- _Extracted data entries_
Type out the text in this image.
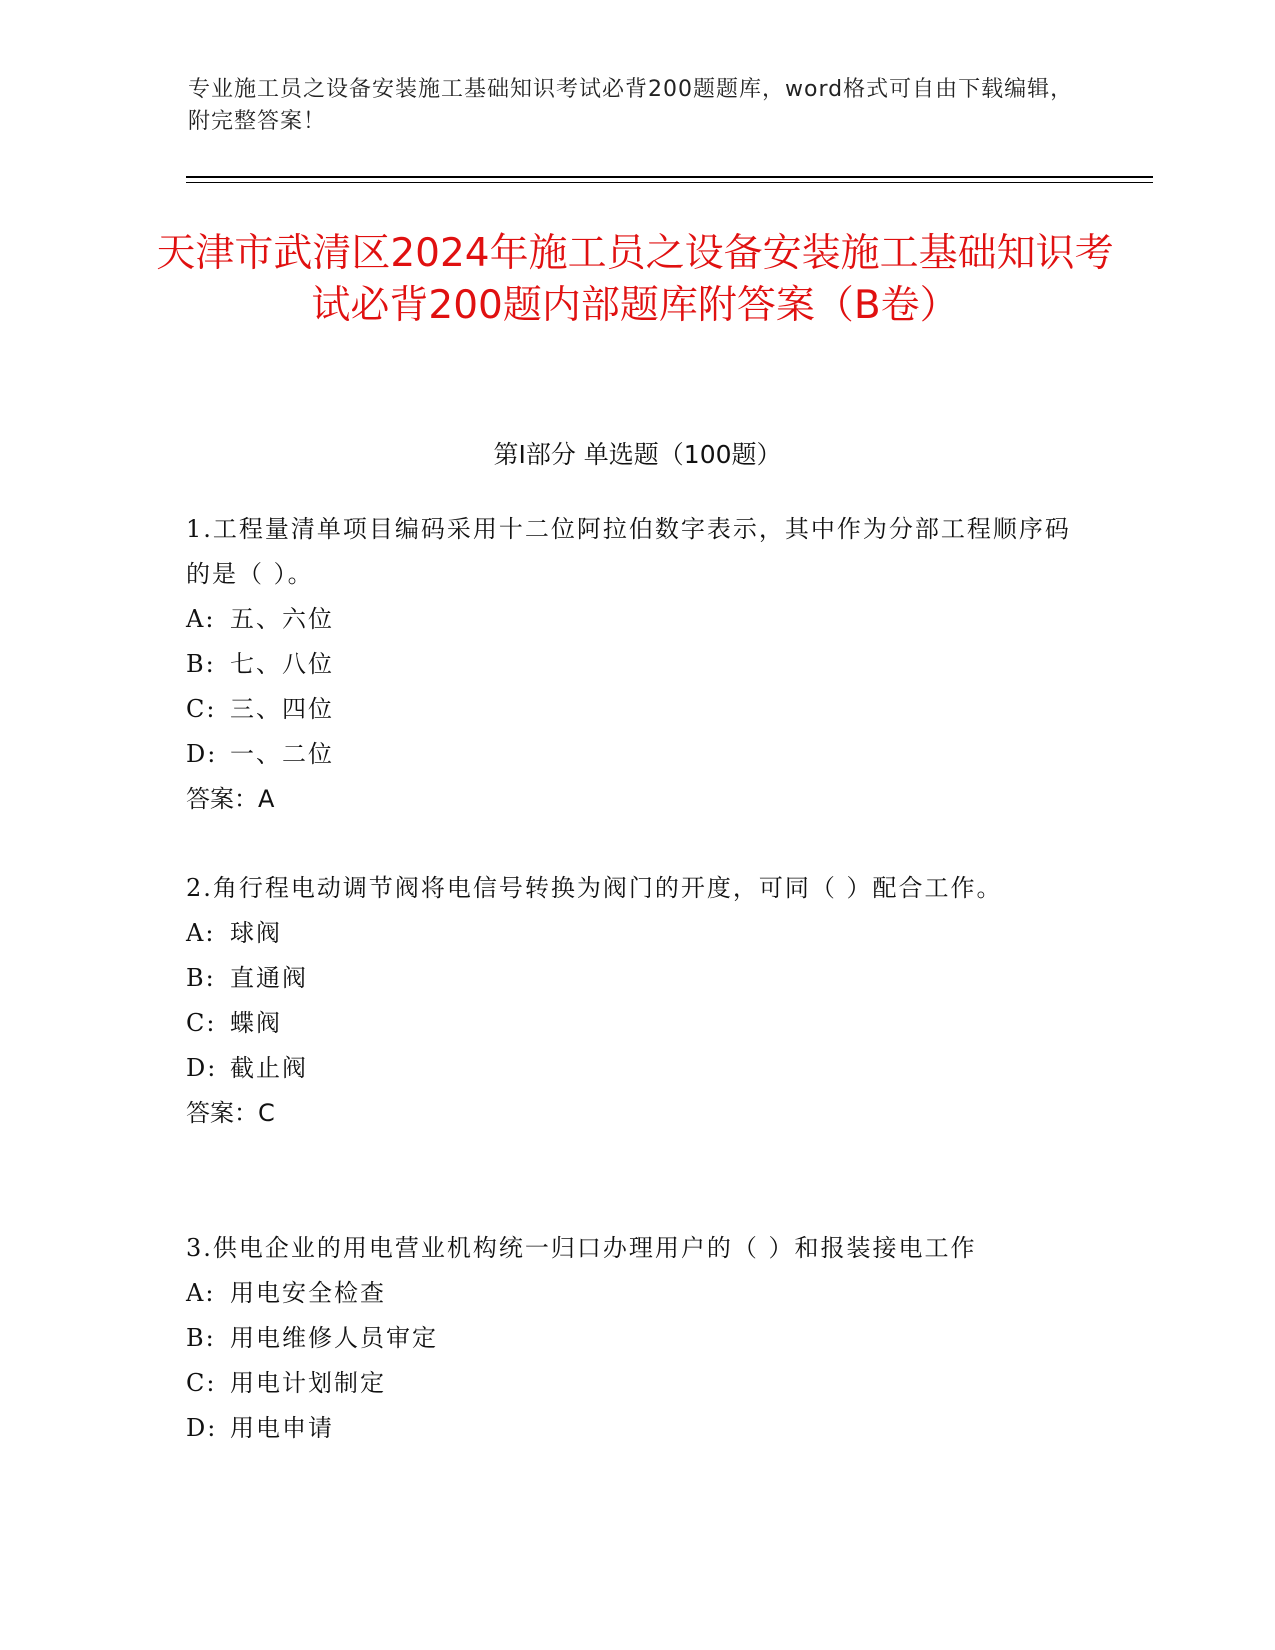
专业施工员之设备安装施工基础知识考试必背200题题库，word格式可自由下载编辑，附完整答案！
天津市武清区2024年施工员之设备安装施工基础知识考试必背200题内部题库附答案（B卷）
第Ⅰ部分 单选题（100题）
1.工程量清单项目编码采用十二位阿拉伯数字表示，其中作为分部工程顺序码的是（ ）。
A: 五、六位
B: 七、八位
C: 三、四位
D: 一、二位
答案：A
2.角行程电动调节阀将电信号转换为阀门的开度，可同（ ）配合工作。
A: 球阀
B: 直通阀
C: 蝶阀
D: 截止阀
答案：C
3.供电企业的用电营业机构统一归口办理用户的（ ）和报装接电工作
A: 用电安全检查
B: 用电维修人员审定
C: 用电计划制定
D: 用电申请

- _WHAT THE EXERCISE ASKS_
All of the entries need to be transcribed word for word; pictures are left out.

- _WRITTEN RESPONSE_
Type out the text in this image.
专业施工员之设备安装施工基础知识考试必背200题题库，word格式可自由下载编辑，附完整答案！
天津市武清区2024年施工员之设备安装施工基础知识考试必背200题内部题库附答案（B卷）
第Ⅰ部分 单选题（100题）
1.工程量清单项目编码采用十二位阿拉伯数字表示，其中作为分部工程顺序码的是（ ）。
A: 五、六位
B: 七、八位
C: 三、四位
D: 一、二位
答案：A
2.角行程电动调节阀将电信号转换为阀门的开度，可同（ ）配合工作。
A: 球阀
B: 直通阀
C: 蝶阀
D: 截止阀
答案：C
3.供电企业的用电营业机构统一归口办理用户的（ ）和报装接电工作
A: 用电安全检查
B: 用电维修人员审定
C: 用电计划制定
D: 用电申请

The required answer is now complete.